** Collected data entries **
+++++

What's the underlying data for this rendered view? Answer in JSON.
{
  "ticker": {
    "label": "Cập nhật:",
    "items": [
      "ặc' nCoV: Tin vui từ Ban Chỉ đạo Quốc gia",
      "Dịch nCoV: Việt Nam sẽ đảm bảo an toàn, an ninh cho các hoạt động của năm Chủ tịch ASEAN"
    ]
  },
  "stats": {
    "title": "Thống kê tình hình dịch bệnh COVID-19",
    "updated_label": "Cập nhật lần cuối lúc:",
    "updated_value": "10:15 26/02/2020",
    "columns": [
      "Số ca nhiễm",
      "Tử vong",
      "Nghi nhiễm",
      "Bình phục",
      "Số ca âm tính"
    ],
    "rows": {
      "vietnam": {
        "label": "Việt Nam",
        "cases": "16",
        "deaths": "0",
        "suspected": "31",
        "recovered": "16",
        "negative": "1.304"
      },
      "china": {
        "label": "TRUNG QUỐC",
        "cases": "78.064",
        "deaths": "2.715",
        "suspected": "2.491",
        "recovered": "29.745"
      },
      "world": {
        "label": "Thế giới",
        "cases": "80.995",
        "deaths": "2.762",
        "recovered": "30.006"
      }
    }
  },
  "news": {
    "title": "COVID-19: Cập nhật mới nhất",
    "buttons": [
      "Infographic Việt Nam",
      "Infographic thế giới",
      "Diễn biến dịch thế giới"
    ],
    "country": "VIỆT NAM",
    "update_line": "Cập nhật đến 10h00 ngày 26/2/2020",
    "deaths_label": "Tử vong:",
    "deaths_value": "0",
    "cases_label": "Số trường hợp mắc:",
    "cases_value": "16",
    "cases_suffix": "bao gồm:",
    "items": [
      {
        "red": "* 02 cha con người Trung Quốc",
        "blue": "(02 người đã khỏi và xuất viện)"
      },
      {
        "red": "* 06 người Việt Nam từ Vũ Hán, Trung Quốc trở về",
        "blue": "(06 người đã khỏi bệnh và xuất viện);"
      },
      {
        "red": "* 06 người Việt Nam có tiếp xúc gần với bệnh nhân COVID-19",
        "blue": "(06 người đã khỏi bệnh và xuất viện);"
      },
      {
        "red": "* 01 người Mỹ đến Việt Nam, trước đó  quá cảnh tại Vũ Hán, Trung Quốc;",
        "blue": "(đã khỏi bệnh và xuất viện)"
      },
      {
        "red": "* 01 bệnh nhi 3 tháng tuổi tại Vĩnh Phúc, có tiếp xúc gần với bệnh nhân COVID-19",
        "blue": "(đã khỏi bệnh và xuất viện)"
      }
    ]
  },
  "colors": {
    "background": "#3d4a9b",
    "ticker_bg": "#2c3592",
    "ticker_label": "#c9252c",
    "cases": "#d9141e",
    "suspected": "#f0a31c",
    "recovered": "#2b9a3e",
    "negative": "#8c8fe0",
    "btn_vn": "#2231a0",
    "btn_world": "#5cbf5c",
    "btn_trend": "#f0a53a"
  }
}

+++++

** WORK TO COMPLETE **
Quote the entire listing above exactly.

** WRITTEN SOLUTION **
What's the underlying data for this rendered view? Answer in JSON.
{
  "ticker": {
    "label": "Cập nhật:",
    "items": [
      "ặc' nCoV: Tin vui từ Ban Chỉ đạo Quốc gia",
      "Dịch nCoV: Việt Nam sẽ đảm bảo an toàn, an ninh cho các hoạt động của năm Chủ tịch ASEAN"
    ]
  },
  "stats": {
    "title": "Thống kê tình hình dịch bệnh COVID-19",
    "updated_label": "Cập nhật lần cuối lúc:",
    "updated_value": "10:15 26/02/2020",
    "columns": [
      "Số ca nhiễm",
      "Tử vong",
      "Nghi nhiễm",
      "Bình phục",
      "Số ca âm tính"
    ],
    "rows": {
      "vietnam": {
        "label": "Việt Nam",
        "cases": "16",
        "deaths": "0",
        "suspected": "31",
        "recovered": "16",
        "negative": "1.304"
      },
      "china": {
        "label": "TRUNG QUỐC",
        "cases": "78.064",
        "deaths": "2.715",
        "suspected": "2.491",
        "recovered": "29.745"
      },
      "world": {
        "label": "Thế giới",
        "cases": "80.995",
        "deaths": "2.762",
        "recovered": "30.006"
      }
    }
  },
  "news": {
    "title": "COVID-19: Cập nhật mới nhất",
    "buttons": [
      "Infographic Việt Nam",
      "Infographic thế giới",
      "Diễn biến dịch thế giới"
    ],
    "country": "VIỆT NAM",
    "update_line": "Cập nhật đến 10h00 ngày 26/2/2020",
    "deaths_label": "Tử vong:",
    "deaths_value": "0",
    "cases_label": "Số trường hợp mắc:",
    "cases_value": "16",
    "cases_suffix": "bao gồm:",
    "items": [
      {
        "red": "* 02 cha con người Trung Quốc",
        "blue": "(02 người đã khỏi và xuất viện)"
      },
      {
        "red": "* 06 người Việt Nam từ Vũ Hán, Trung Quốc trở về",
        "blue": "(06 người đã khỏi bệnh và xuất viện);"
      },
      {
        "red": "* 06 người Việt Nam có tiếp xúc gần với bệnh nhân COVID-19",
        "blue": "(06 người đã khỏi bệnh và xuất viện);"
      },
      {
        "red": "* 01 người Mỹ đến Việt Nam, trước đó  quá cảnh tại Vũ Hán, Trung Quốc;",
        "blue": "(đã khỏi bệnh và xuất viện)"
      },
      {
        "red": "* 01 bệnh nhi 3 tháng tuổi tại Vĩnh Phúc, có tiếp xúc gần với bệnh nhân COVID-19",
        "blue": "(đã khỏi bệnh và xuất viện)"
      }
    ]
  },
  "colors": {
    "background": "#3d4a9b",
    "ticker_bg": "#2c3592",
    "ticker_label": "#c9252c",
    "cases": "#d9141e",
    "suspected": "#f0a31c",
    "recovered": "#2b9a3e",
    "negative": "#8c8fe0",
    "btn_vn": "#2231a0",
    "btn_world": "#5cbf5c",
    "btn_trend": "#f0a53a"
  }
}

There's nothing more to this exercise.